## What the task asks
Repeat the records below exactly, leaving out every picture.

## Input for this task
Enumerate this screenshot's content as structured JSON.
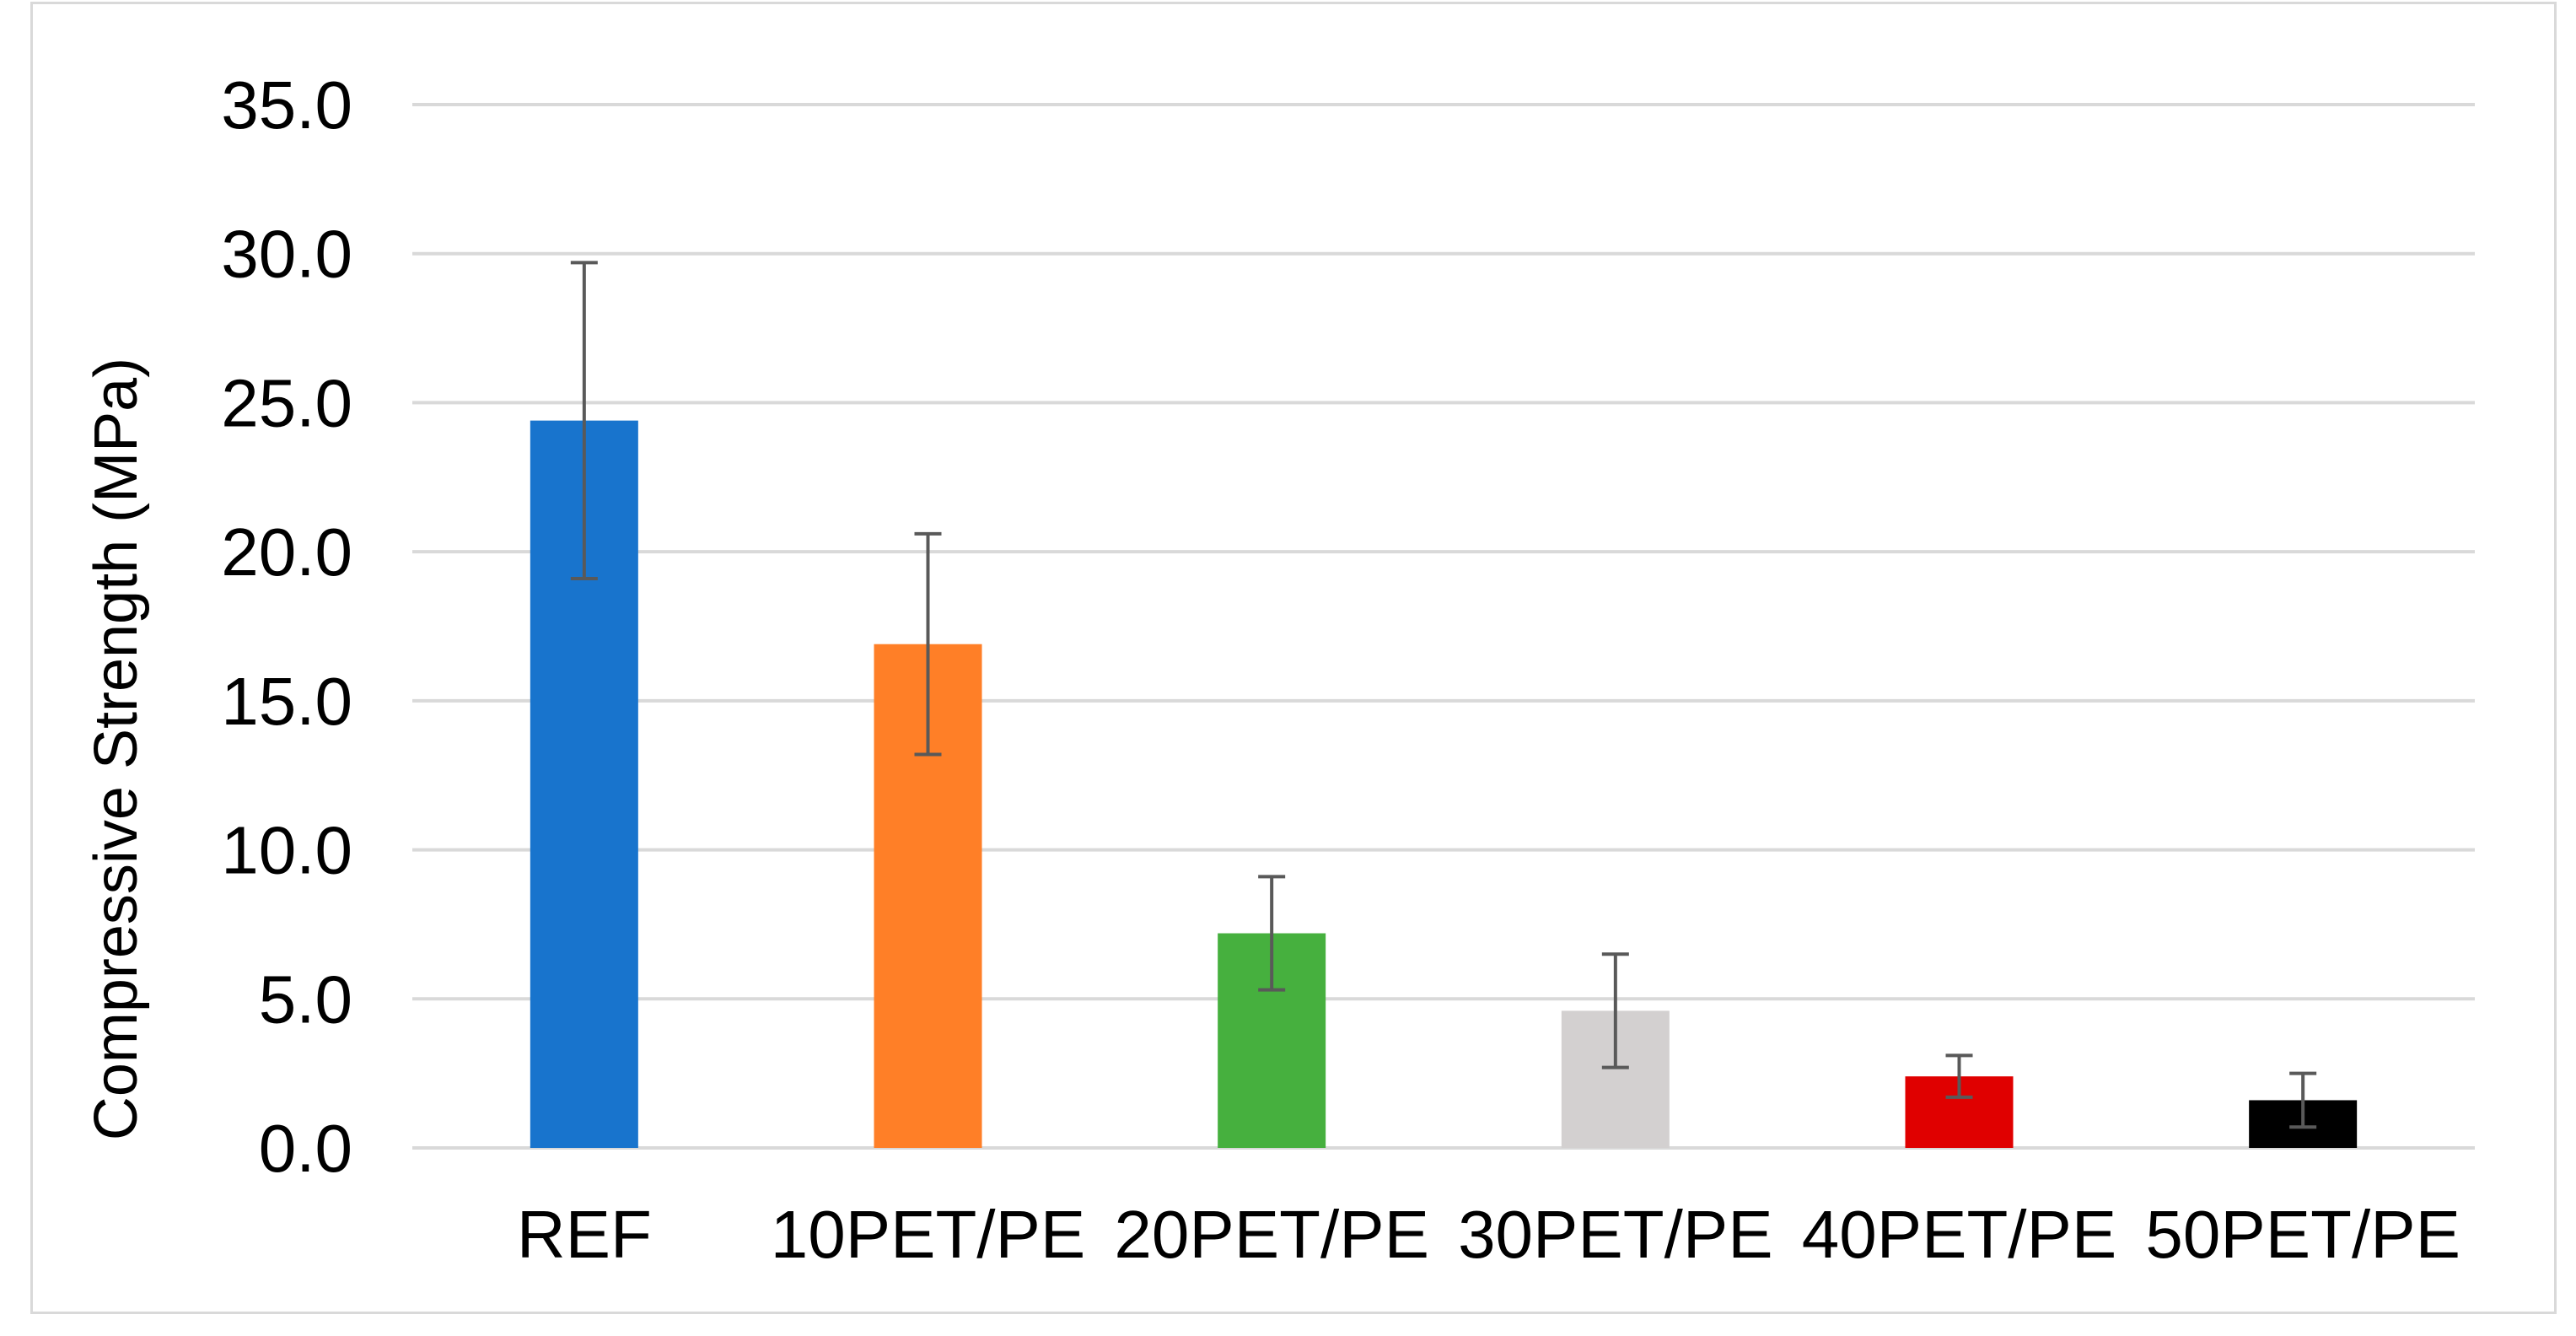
{
  "chart_data": {
    "type": "bar",
    "title": "",
    "xlabel": "",
    "ylabel": "Compressive Strength (MPa)",
    "ylim": [
      0,
      35
    ],
    "yticks": [
      "0.0",
      "5.0",
      "10.0",
      "15.0",
      "20.0",
      "25.0",
      "30.0",
      "35.0"
    ],
    "grid": true,
    "legend": "none",
    "categories": [
      "REF",
      "10PET/PE",
      "20PET/PE",
      "30PET/PE",
      "40PET/PE",
      "50PET/PE"
    ],
    "values": [
      24.4,
      16.9,
      7.2,
      4.6,
      2.4,
      1.6
    ],
    "error": [
      5.3,
      3.7,
      1.9,
      1.9,
      0.7,
      0.9
    ],
    "colors": [
      "#1874cd",
      "#ff7f27",
      "#46b03e",
      "#d3d0d0",
      "#e00000",
      "#000000"
    ]
  }
}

## Complete answer
Enumerate this screenshot's content as structured JSON.
{
  "chart_data": {
    "type": "bar",
    "title": "",
    "xlabel": "",
    "ylabel": "Compressive Strength (MPa)",
    "ylim": [
      0,
      35
    ],
    "yticks": [
      "0.0",
      "5.0",
      "10.0",
      "15.0",
      "20.0",
      "25.0",
      "30.0",
      "35.0"
    ],
    "grid": true,
    "legend": "none",
    "categories": [
      "REF",
      "10PET/PE",
      "20PET/PE",
      "30PET/PE",
      "40PET/PE",
      "50PET/PE"
    ],
    "values": [
      24.4,
      16.9,
      7.2,
      4.6,
      2.4,
      1.6
    ],
    "error": [
      5.3,
      3.7,
      1.9,
      1.9,
      0.7,
      0.9
    ],
    "colors": [
      "#1874cd",
      "#ff7f27",
      "#46b03e",
      "#d3d0d0",
      "#e00000",
      "#000000"
    ]
  }
}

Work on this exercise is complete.